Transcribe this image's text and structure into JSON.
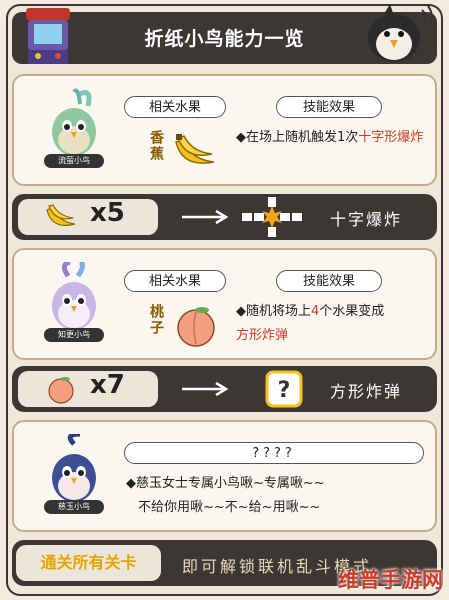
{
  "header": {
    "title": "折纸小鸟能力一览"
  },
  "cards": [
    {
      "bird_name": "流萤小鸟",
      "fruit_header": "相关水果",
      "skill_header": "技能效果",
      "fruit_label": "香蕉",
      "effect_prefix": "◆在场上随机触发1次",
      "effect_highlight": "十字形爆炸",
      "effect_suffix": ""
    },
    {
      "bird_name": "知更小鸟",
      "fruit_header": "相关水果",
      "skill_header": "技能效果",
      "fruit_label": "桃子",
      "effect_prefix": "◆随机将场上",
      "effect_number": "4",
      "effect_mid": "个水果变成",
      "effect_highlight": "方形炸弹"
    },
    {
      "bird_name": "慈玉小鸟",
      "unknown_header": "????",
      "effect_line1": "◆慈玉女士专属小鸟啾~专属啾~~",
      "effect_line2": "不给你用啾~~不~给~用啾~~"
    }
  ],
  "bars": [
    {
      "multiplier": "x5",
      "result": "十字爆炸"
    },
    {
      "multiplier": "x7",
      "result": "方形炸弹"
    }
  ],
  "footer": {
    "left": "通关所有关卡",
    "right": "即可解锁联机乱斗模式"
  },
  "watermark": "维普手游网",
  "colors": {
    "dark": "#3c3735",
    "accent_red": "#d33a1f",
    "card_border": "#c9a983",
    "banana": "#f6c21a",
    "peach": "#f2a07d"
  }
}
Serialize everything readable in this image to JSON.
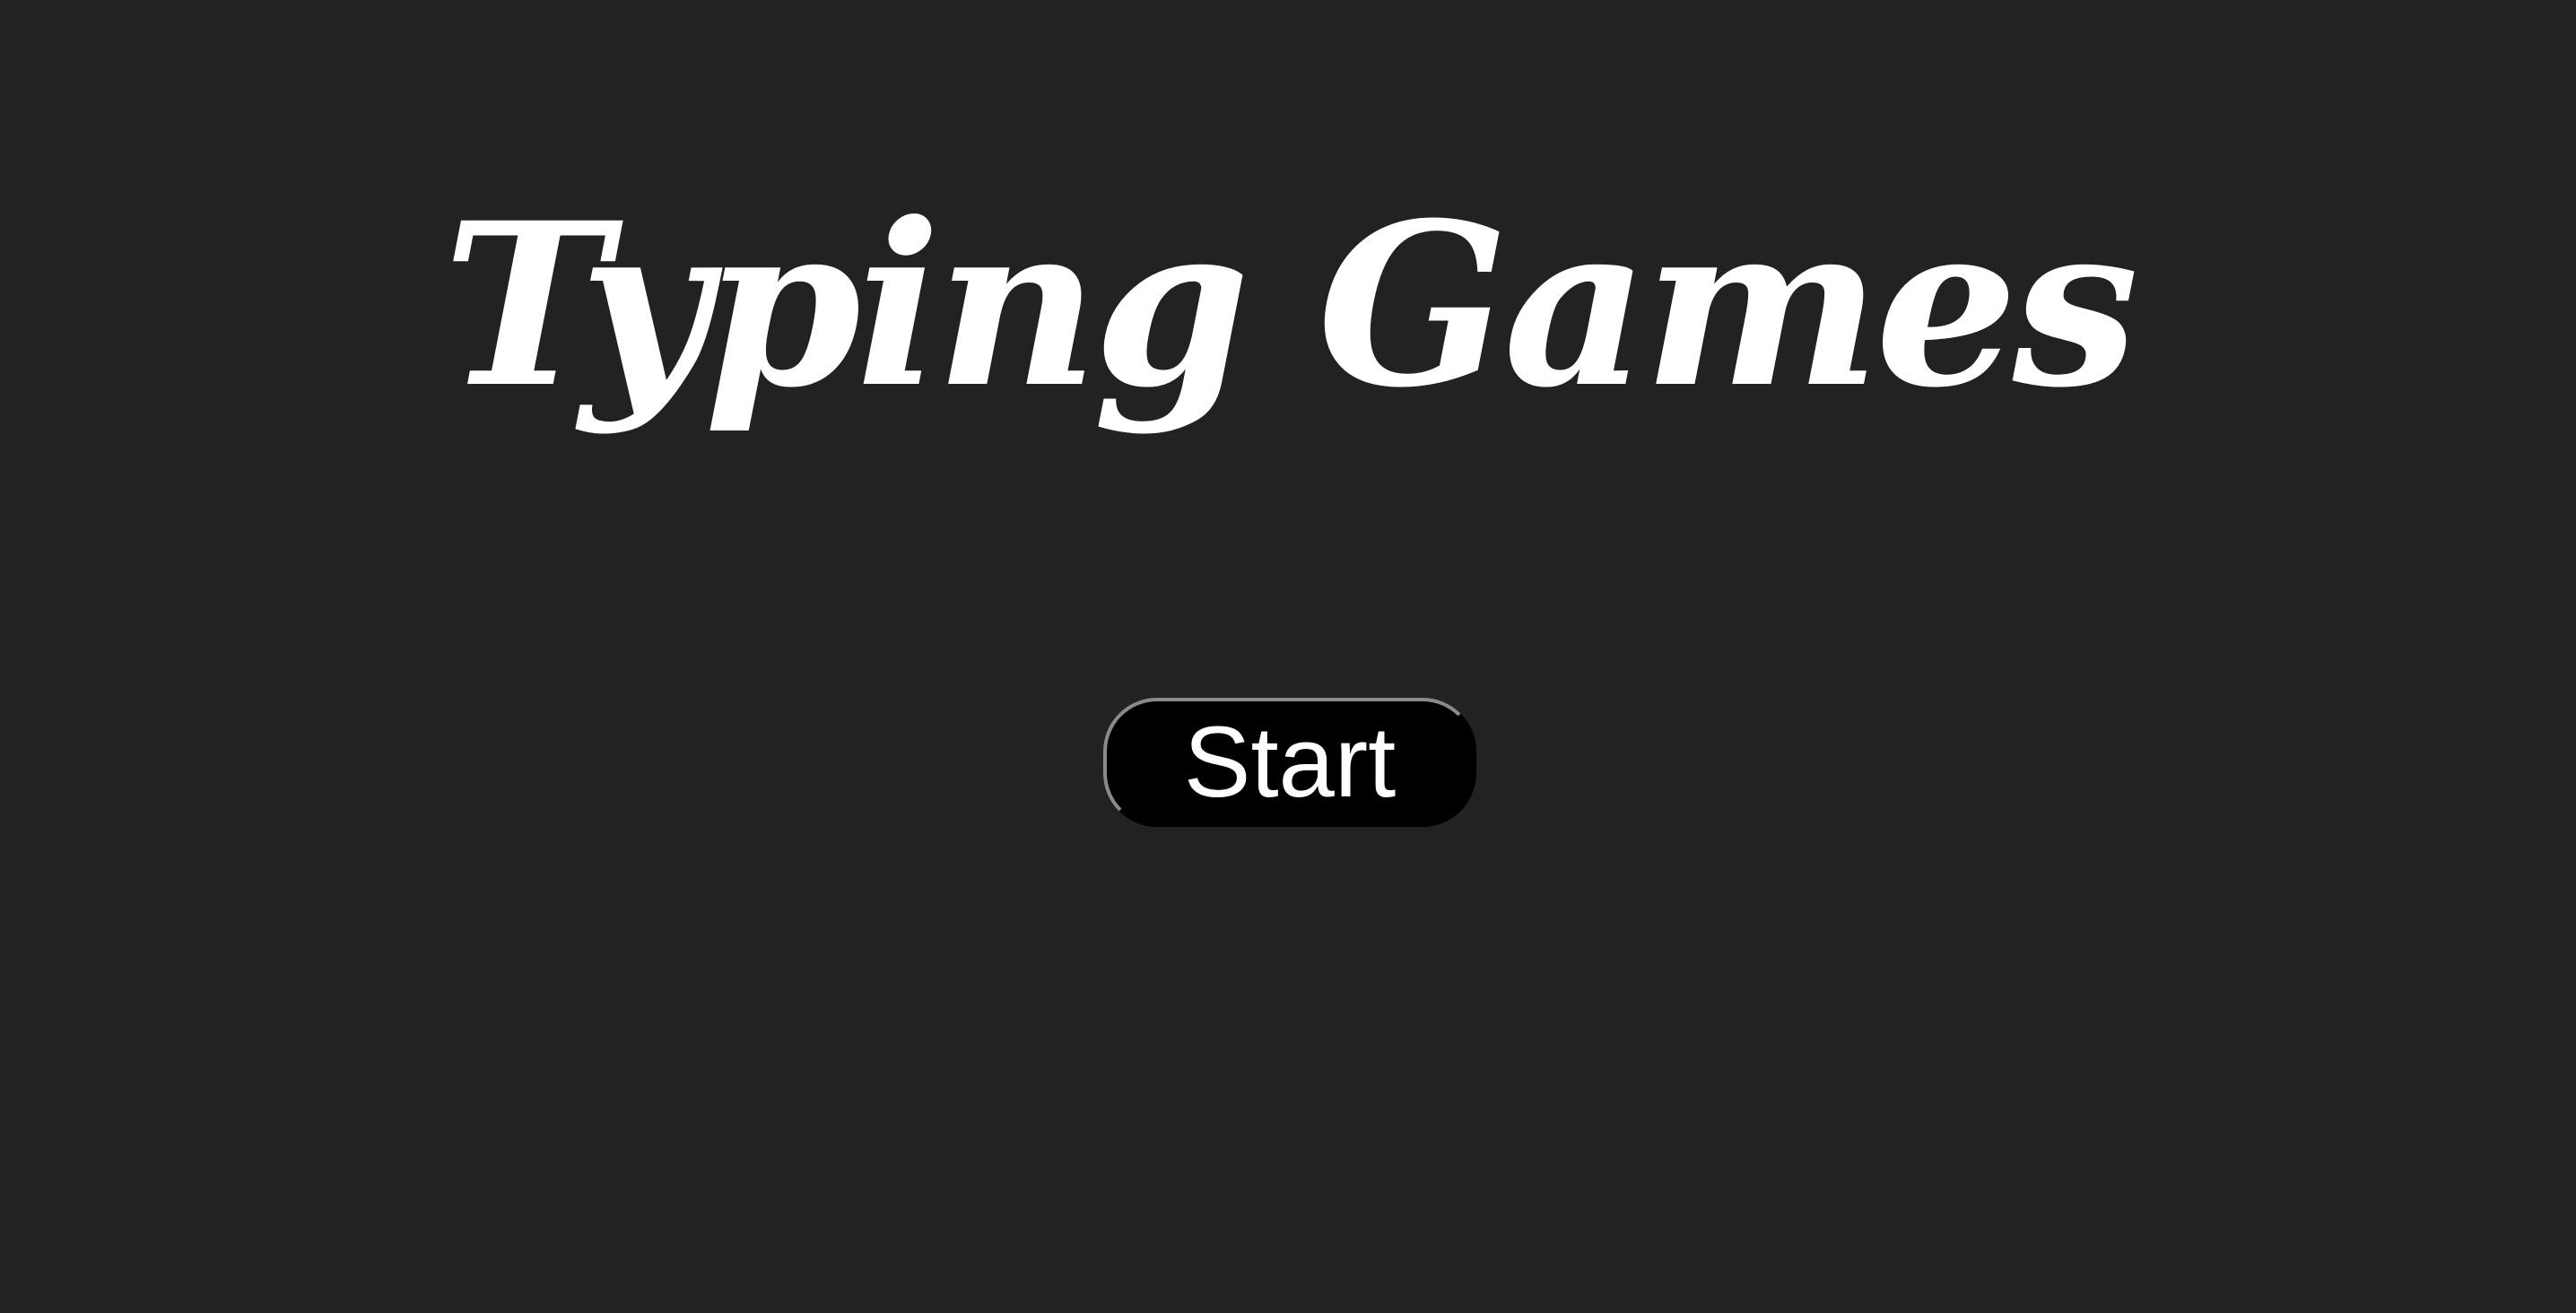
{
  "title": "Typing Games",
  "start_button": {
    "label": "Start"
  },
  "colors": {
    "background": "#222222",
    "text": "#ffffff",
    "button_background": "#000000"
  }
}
++++++++++
## SHORT PROBLEM
Output all the records, word for word, with no pictures in the copy.

## OUTPUT OF THE TASK
Transcribe this image's text and structure into JSON.
{
  "header": {
    "title": "折纸小鸟能力一览"
  },
  "cards": [
    {
      "bird_name": "流萤小鸟",
      "fruit_header": "相关水果",
      "skill_header": "技能效果",
      "fruit_label": "香蕉",
      "effect_prefix": "◆在场上随机触发1次",
      "effect_highlight": "十字形爆炸",
      "effect_suffix": ""
    },
    {
      "bird_name": "知更小鸟",
      "fruit_header": "相关水果",
      "skill_header": "技能效果",
      "fruit_label": "桃子",
      "effect_prefix": "◆随机将场上",
      "effect_number": "4",
      "effect_mid": "个水果变成",
      "effect_highlight": "方形炸弹"
    },
    {
      "bird_name": "慈玉小鸟",
      "unknown_header": "????",
      "effect_line1": "◆慈玉女士专属小鸟啾~专属啾~~",
      "effect_line2": "不给你用啾~~不~给~用啾~~"
    }
  ],
  "bars": [
    {
      "multiplier": "x5",
      "result": "十字爆炸"
    },
    {
      "multiplier": "x7",
      "result": "方形炸弹"
    }
  ],
  "footer": {
    "left": "通关所有关卡",
    "right": "即可解锁联机乱斗模式"
  },
  "watermark": "维普手游网",
  "colors": {
    "dark": "#3c3735",
    "accent_red": "#d33a1f",
    "card_border": "#c9a983",
    "banana": "#f6c21a",
    "peach": "#f2a07d"
  }
}
Serialize everything readable in this image to JSON.
{
  "title": "Typing Games",
  "start_button": {
    "label": "Start"
  },
  "colors": {
    "background": "#222222",
    "text": "#ffffff",
    "button_background": "#000000"
  }
}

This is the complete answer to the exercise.